>> begin PROVIDED DATA

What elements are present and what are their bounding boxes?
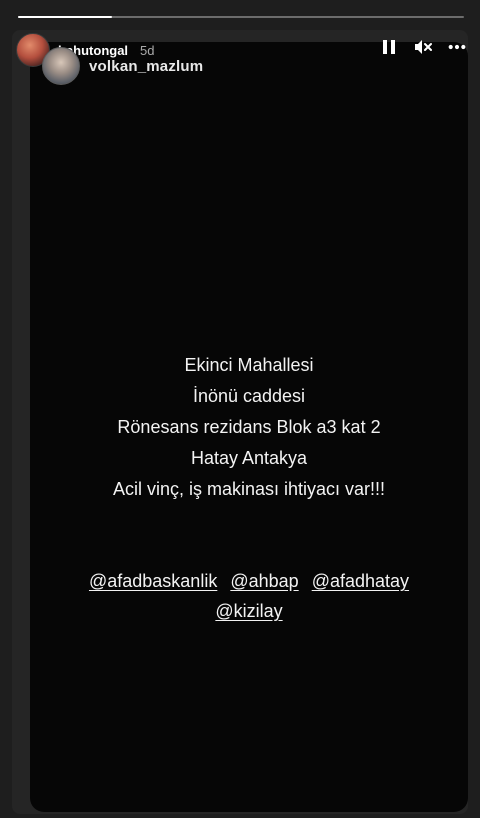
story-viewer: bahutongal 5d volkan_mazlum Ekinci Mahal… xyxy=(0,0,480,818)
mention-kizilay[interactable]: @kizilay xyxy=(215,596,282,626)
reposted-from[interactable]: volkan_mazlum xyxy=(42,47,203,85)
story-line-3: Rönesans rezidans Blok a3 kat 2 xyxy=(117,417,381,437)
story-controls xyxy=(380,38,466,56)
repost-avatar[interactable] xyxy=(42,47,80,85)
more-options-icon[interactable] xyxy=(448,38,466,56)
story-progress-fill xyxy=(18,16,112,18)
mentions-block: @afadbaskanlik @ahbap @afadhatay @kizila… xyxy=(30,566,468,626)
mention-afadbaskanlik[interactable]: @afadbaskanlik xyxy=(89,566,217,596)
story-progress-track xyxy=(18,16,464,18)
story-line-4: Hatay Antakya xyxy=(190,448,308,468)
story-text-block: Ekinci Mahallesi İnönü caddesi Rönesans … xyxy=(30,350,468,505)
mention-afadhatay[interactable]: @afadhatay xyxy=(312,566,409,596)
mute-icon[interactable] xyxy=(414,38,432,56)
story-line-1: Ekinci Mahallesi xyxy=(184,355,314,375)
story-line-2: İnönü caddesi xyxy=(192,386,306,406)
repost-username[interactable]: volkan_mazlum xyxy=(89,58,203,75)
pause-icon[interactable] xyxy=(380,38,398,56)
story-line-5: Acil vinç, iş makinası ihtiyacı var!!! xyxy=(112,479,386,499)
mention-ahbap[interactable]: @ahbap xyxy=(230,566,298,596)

>> end PROVIDED DATA
>> begin PROVIDED DATA

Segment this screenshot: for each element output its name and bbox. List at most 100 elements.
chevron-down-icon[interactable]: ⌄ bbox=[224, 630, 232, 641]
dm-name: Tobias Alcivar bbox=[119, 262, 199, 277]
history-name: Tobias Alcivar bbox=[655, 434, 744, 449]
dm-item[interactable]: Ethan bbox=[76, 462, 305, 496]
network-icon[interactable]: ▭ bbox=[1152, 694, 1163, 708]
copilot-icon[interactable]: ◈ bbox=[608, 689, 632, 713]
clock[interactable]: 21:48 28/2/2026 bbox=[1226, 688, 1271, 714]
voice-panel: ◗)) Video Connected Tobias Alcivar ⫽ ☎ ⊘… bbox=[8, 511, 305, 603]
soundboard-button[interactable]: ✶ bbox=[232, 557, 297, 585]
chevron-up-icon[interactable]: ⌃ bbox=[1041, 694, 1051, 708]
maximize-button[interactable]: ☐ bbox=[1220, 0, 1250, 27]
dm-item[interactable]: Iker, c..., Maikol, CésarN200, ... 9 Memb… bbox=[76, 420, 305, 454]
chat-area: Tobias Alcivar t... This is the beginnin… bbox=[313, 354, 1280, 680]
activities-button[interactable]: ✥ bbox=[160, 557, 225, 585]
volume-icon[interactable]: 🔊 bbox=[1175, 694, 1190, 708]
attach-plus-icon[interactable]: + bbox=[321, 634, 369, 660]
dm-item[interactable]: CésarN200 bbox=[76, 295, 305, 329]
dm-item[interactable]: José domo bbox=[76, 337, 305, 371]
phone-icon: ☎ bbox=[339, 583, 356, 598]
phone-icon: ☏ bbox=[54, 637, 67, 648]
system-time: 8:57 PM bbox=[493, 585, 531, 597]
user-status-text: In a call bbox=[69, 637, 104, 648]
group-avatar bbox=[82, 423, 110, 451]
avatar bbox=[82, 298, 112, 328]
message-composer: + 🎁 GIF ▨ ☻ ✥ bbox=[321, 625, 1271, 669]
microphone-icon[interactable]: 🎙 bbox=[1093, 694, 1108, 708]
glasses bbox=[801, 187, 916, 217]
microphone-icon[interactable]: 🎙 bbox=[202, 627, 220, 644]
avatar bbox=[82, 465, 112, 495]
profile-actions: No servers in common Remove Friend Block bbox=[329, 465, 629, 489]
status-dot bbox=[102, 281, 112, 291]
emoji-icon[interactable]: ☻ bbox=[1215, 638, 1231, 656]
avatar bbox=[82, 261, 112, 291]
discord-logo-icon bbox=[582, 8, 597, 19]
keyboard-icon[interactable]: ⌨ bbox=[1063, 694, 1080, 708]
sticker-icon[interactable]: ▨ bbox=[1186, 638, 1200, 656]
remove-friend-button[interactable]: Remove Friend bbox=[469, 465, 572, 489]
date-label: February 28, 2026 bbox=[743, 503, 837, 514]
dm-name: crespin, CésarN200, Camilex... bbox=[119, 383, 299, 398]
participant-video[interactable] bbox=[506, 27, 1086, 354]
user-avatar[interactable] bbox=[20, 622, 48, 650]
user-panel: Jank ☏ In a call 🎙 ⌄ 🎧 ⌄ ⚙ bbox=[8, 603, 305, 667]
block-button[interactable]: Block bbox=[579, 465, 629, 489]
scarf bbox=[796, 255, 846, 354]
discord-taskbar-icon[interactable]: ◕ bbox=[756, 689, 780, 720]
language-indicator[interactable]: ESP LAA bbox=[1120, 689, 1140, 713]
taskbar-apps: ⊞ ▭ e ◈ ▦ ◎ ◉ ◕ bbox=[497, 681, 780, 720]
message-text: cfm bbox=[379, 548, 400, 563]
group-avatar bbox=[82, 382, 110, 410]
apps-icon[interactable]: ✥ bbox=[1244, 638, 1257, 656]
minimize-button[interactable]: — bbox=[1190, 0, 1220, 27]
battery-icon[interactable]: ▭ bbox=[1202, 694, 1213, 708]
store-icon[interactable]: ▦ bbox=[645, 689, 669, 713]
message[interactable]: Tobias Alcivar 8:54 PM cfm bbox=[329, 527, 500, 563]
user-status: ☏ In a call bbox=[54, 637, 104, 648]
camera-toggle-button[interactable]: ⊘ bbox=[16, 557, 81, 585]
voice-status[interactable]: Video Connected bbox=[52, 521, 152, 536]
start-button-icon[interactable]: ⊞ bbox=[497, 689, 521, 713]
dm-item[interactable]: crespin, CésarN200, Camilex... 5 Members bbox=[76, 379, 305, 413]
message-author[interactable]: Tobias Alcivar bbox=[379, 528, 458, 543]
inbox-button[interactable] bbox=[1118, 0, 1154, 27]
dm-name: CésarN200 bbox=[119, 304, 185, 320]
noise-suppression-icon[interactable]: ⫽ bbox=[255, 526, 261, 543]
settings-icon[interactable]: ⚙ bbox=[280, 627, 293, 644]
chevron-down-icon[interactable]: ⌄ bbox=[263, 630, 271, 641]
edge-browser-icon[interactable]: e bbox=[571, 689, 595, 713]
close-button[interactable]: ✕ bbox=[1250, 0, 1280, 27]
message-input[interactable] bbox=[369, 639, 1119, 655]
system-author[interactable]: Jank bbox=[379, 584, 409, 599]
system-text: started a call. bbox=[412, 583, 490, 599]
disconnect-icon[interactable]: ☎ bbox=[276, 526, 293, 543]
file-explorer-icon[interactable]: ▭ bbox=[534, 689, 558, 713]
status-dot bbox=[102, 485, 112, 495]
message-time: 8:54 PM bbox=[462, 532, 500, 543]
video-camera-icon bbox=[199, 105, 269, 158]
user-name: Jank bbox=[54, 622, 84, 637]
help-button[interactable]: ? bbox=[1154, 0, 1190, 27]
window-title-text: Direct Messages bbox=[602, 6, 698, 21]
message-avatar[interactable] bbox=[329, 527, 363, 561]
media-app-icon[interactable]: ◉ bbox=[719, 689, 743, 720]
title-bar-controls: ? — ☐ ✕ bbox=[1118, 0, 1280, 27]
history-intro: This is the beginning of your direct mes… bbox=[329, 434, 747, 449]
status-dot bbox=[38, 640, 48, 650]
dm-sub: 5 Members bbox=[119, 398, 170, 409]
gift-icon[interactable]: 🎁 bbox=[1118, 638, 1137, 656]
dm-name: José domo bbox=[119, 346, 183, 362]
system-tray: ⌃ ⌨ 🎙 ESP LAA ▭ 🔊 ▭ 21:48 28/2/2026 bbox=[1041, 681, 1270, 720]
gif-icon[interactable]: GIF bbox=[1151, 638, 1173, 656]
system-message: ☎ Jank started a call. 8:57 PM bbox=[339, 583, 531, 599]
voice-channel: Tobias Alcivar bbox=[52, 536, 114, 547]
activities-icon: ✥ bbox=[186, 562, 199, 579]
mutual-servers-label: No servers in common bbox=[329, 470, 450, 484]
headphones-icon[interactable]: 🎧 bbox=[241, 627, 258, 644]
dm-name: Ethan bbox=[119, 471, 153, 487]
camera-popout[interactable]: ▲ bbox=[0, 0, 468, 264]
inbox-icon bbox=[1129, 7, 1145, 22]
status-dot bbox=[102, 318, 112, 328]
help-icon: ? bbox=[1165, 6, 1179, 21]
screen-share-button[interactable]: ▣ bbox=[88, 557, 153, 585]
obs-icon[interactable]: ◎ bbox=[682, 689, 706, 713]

>> end PROVIDED DATA

**WHAT NEEDS TO BE DONE:** Output the lines starting at the one containing "Segment this screenshot: for" and ending at the one containing "dm-item[interactable]: Ethan bbox=[76, 462, 305, 496]" as a Markdown table with the columns Row and Text. Number each line in Row and skip any blank lines.

**SOLUTION TO THE PROBLEM:**
| Row | Text |
|---|---|
| 1 | Segment this screenshot: for each element output its name and bbox. List at most 100 elements. |
| 2 | chevron-down-icon[interactable]: ⌄ bbox=[224, 630, 232, 641] |
| 3 | dm-name: Tobias Alcivar bbox=[119, 262, 199, 277] |
| 4 | history-name: Tobias Alcivar bbox=[655, 434, 744, 449] |
| 5 | dm-item[interactable]: Ethan bbox=[76, 462, 305, 496] |